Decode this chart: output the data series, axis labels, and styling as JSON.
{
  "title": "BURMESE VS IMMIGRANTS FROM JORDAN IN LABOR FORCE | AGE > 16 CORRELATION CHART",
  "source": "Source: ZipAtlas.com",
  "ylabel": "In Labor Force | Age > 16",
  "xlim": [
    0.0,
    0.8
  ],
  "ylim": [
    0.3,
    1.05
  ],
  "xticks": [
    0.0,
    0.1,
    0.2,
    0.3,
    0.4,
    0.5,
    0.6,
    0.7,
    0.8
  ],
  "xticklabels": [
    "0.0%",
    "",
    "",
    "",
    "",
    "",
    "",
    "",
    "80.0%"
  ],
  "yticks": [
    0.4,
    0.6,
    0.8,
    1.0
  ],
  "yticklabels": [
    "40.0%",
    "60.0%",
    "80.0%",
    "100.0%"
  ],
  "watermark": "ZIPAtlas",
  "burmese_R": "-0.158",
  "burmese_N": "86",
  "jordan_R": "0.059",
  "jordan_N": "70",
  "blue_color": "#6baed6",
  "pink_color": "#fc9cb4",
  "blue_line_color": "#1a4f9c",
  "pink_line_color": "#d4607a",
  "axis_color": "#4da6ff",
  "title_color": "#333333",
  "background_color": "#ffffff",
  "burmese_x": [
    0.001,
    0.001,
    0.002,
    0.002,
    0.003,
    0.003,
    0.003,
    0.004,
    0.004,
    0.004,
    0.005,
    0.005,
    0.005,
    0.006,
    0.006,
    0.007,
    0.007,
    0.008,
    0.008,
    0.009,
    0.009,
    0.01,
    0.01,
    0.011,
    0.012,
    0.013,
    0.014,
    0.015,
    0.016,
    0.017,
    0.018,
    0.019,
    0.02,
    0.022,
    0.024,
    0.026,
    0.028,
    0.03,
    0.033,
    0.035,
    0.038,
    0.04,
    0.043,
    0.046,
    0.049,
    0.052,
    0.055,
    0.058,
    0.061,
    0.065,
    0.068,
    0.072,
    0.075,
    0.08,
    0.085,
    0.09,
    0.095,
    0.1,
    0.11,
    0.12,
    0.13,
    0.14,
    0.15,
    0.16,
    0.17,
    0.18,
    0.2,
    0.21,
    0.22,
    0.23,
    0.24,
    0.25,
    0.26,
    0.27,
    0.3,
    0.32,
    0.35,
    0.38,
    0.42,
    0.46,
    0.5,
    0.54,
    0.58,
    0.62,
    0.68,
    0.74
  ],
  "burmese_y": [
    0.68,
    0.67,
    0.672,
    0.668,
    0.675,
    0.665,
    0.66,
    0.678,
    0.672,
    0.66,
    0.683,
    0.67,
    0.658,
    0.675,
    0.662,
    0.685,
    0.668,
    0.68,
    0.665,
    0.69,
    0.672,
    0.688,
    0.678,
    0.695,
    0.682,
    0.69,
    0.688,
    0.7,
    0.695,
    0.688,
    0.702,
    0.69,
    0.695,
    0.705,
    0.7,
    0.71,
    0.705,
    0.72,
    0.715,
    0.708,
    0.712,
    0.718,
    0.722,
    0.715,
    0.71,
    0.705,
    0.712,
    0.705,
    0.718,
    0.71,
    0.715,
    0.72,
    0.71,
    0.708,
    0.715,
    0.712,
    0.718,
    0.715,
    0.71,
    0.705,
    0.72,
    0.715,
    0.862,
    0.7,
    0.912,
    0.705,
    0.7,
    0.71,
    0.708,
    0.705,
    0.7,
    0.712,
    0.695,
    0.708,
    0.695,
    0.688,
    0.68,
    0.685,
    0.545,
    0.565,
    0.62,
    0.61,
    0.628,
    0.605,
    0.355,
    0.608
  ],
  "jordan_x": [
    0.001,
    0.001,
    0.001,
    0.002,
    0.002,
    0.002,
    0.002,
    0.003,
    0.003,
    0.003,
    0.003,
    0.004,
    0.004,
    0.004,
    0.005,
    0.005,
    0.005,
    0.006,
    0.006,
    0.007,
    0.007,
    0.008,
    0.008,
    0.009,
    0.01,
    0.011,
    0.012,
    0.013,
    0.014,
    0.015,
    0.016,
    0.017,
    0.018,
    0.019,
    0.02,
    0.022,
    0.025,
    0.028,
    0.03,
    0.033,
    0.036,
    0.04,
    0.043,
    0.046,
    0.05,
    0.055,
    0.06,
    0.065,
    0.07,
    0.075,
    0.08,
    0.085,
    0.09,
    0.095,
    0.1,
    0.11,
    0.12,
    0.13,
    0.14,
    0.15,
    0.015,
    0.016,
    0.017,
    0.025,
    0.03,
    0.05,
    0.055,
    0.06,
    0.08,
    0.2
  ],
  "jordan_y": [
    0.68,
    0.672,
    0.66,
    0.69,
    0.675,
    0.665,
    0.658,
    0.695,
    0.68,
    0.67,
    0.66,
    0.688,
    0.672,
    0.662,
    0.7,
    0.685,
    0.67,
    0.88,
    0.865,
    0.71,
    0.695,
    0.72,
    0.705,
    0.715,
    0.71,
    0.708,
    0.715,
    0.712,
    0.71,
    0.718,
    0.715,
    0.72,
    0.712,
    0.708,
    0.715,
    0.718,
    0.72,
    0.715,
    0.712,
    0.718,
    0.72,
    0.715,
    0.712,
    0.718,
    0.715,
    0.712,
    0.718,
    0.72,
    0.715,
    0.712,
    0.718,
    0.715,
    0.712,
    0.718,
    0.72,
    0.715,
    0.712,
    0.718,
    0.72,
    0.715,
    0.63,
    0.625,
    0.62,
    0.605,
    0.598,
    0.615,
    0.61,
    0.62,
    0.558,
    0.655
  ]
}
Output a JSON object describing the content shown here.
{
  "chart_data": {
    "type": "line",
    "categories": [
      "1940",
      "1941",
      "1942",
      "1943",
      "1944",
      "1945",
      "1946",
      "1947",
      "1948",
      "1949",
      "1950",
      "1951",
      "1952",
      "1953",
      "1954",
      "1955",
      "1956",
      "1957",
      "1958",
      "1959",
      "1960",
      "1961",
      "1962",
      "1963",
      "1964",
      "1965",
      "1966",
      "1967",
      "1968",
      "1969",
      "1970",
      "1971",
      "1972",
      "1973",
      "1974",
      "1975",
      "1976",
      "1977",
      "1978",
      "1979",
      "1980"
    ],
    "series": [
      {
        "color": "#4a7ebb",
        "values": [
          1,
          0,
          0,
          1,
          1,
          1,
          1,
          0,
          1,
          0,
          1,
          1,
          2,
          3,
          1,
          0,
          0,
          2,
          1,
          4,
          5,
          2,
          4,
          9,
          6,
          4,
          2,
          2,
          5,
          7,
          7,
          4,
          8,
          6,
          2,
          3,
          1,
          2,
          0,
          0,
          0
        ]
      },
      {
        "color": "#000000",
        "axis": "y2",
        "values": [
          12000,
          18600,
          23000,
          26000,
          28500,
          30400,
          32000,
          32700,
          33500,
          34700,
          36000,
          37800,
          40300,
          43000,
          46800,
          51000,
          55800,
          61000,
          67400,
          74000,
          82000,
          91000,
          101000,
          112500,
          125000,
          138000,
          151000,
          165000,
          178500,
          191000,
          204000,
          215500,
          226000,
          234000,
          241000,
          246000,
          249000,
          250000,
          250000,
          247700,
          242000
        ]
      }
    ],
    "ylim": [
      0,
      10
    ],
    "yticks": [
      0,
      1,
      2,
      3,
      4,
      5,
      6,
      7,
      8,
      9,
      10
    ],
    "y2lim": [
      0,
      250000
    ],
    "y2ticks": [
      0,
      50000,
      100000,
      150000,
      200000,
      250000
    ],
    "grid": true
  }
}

═══

Restate every entry word for word.

_ANSWER FOR THIS EXERCISE_:
Decode this chart: output the data series, axis labels, and styling as JSON.
{
  "title": "BURMESE VS IMMIGRANTS FROM JORDAN IN LABOR FORCE | AGE > 16 CORRELATION CHART",
  "source": "Source: ZipAtlas.com",
  "ylabel": "In Labor Force | Age > 16",
  "xlim": [
    0.0,
    0.8
  ],
  "ylim": [
    0.3,
    1.05
  ],
  "xticks": [
    0.0,
    0.1,
    0.2,
    0.3,
    0.4,
    0.5,
    0.6,
    0.7,
    0.8
  ],
  "xticklabels": [
    "0.0%",
    "",
    "",
    "",
    "",
    "",
    "",
    "",
    "80.0%"
  ],
  "yticks": [
    0.4,
    0.6,
    0.8,
    1.0
  ],
  "yticklabels": [
    "40.0%",
    "60.0%",
    "80.0%",
    "100.0%"
  ],
  "watermark": "ZIPAtlas",
  "burmese_R": "-0.158",
  "burmese_N": "86",
  "jordan_R": "0.059",
  "jordan_N": "70",
  "blue_color": "#6baed6",
  "pink_color": "#fc9cb4",
  "blue_line_color": "#1a4f9c",
  "pink_line_color": "#d4607a",
  "axis_color": "#4da6ff",
  "title_color": "#333333",
  "background_color": "#ffffff",
  "burmese_x": [
    0.001,
    0.001,
    0.002,
    0.002,
    0.003,
    0.003,
    0.003,
    0.004,
    0.004,
    0.004,
    0.005,
    0.005,
    0.005,
    0.006,
    0.006,
    0.007,
    0.007,
    0.008,
    0.008,
    0.009,
    0.009,
    0.01,
    0.01,
    0.011,
    0.012,
    0.013,
    0.014,
    0.015,
    0.016,
    0.017,
    0.018,
    0.019,
    0.02,
    0.022,
    0.024,
    0.026,
    0.028,
    0.03,
    0.033,
    0.035,
    0.038,
    0.04,
    0.043,
    0.046,
    0.049,
    0.052,
    0.055,
    0.058,
    0.061,
    0.065,
    0.068,
    0.072,
    0.075,
    0.08,
    0.085,
    0.09,
    0.095,
    0.1,
    0.11,
    0.12,
    0.13,
    0.14,
    0.15,
    0.16,
    0.17,
    0.18,
    0.2,
    0.21,
    0.22,
    0.23,
    0.24,
    0.25,
    0.26,
    0.27,
    0.3,
    0.32,
    0.35,
    0.38,
    0.42,
    0.46,
    0.5,
    0.54,
    0.58,
    0.62,
    0.68,
    0.74
  ],
  "burmese_y": [
    0.68,
    0.67,
    0.672,
    0.668,
    0.675,
    0.665,
    0.66,
    0.678,
    0.672,
    0.66,
    0.683,
    0.67,
    0.658,
    0.675,
    0.662,
    0.685,
    0.668,
    0.68,
    0.665,
    0.69,
    0.672,
    0.688,
    0.678,
    0.695,
    0.682,
    0.69,
    0.688,
    0.7,
    0.695,
    0.688,
    0.702,
    0.69,
    0.695,
    0.705,
    0.7,
    0.71,
    0.705,
    0.72,
    0.715,
    0.708,
    0.712,
    0.718,
    0.722,
    0.715,
    0.71,
    0.705,
    0.712,
    0.705,
    0.718,
    0.71,
    0.715,
    0.72,
    0.71,
    0.708,
    0.715,
    0.712,
    0.718,
    0.715,
    0.71,
    0.705,
    0.72,
    0.715,
    0.862,
    0.7,
    0.912,
    0.705,
    0.7,
    0.71,
    0.708,
    0.705,
    0.7,
    0.712,
    0.695,
    0.708,
    0.695,
    0.688,
    0.68,
    0.685,
    0.545,
    0.565,
    0.62,
    0.61,
    0.628,
    0.605,
    0.355,
    0.608
  ],
  "jordan_x": [
    0.001,
    0.001,
    0.001,
    0.002,
    0.002,
    0.002,
    0.002,
    0.003,
    0.003,
    0.003,
    0.003,
    0.004,
    0.004,
    0.004,
    0.005,
    0.005,
    0.005,
    0.006,
    0.006,
    0.007,
    0.007,
    0.008,
    0.008,
    0.009,
    0.01,
    0.011,
    0.012,
    0.013,
    0.014,
    0.015,
    0.016,
    0.017,
    0.018,
    0.019,
    0.02,
    0.022,
    0.025,
    0.028,
    0.03,
    0.033,
    0.036,
    0.04,
    0.043,
    0.046,
    0.05,
    0.055,
    0.06,
    0.065,
    0.07,
    0.075,
    0.08,
    0.085,
    0.09,
    0.095,
    0.1,
    0.11,
    0.12,
    0.13,
    0.14,
    0.15,
    0.015,
    0.016,
    0.017,
    0.025,
    0.03,
    0.05,
    0.055,
    0.06,
    0.08,
    0.2
  ],
  "jordan_y": [
    0.68,
    0.672,
    0.66,
    0.69,
    0.675,
    0.665,
    0.658,
    0.695,
    0.68,
    0.67,
    0.66,
    0.688,
    0.672,
    0.662,
    0.7,
    0.685,
    0.67,
    0.88,
    0.865,
    0.71,
    0.695,
    0.72,
    0.705,
    0.715,
    0.71,
    0.708,
    0.715,
    0.712,
    0.71,
    0.718,
    0.715,
    0.72,
    0.712,
    0.708,
    0.715,
    0.718,
    0.72,
    0.715,
    0.712,
    0.718,
    0.72,
    0.715,
    0.712,
    0.718,
    0.715,
    0.712,
    0.718,
    0.72,
    0.715,
    0.712,
    0.718,
    0.715,
    0.712,
    0.718,
    0.72,
    0.715,
    0.712,
    0.718,
    0.72,
    0.715,
    0.63,
    0.625,
    0.62,
    0.605,
    0.598,
    0.615,
    0.61,
    0.62,
    0.558,
    0.655
  ]
}
Output a JSON object describing the content shown here.
{
  "chart_data": {
    "type": "line",
    "categories": [
      "1940",
      "1941",
      "1942",
      "1943",
      "1944",
      "1945",
      "1946",
      "1947",
      "1948",
      "1949",
      "1950",
      "1951",
      "1952",
      "1953",
      "1954",
      "1955",
      "1956",
      "1957",
      "1958",
      "1959",
      "1960",
      "1961",
      "1962",
      "1963",
      "1964",
      "1965",
      "1966",
      "1967",
      "1968",
      "1969",
      "1970",
      "1971",
      "1972",
      "1973",
      "1974",
      "1975",
      "1976",
      "1977",
      "1978",
      "1979",
      "1980"
    ],
    "series": [
      {
        "color": "#4a7ebb",
        "values": [
          1,
          0,
          0,
          1,
          1,
          1,
          1,
          0,
          1,
          0,
          1,
          1,
          2,
          3,
          1,
          0,
          0,
          2,
          1,
          4,
          5,
          2,
          4,
          9,
          6,
          4,
          2,
          2,
          5,
          7,
          7,
          4,
          8,
          6,
          2,
          3,
          1,
          2,
          0,
          0,
          0
        ]
      },
      {
        "color": "#000000",
        "axis": "y2",
        "values": [
          12000,
          18600,
          23000,
          26000,
          28500,
          30400,
          32000,
          32700,
          33500,
          34700,
          36000,
          37800,
          40300,
          43000,
          46800,
          51000,
          55800,
          61000,
          67400,
          74000,
          82000,
          91000,
          101000,
          112500,
          125000,
          138000,
          151000,
          165000,
          178500,
          191000,
          204000,
          215500,
          226000,
          234000,
          241000,
          246000,
          249000,
          250000,
          250000,
          247700,
          242000
        ]
      }
    ],
    "ylim": [
      0,
      10
    ],
    "yticks": [
      0,
      1,
      2,
      3,
      4,
      5,
      6,
      7,
      8,
      9,
      10
    ],
    "y2lim": [
      0,
      250000
    ],
    "y2ticks": [
      0,
      50000,
      100000,
      150000,
      200000,
      250000
    ],
    "grid": true
  }
}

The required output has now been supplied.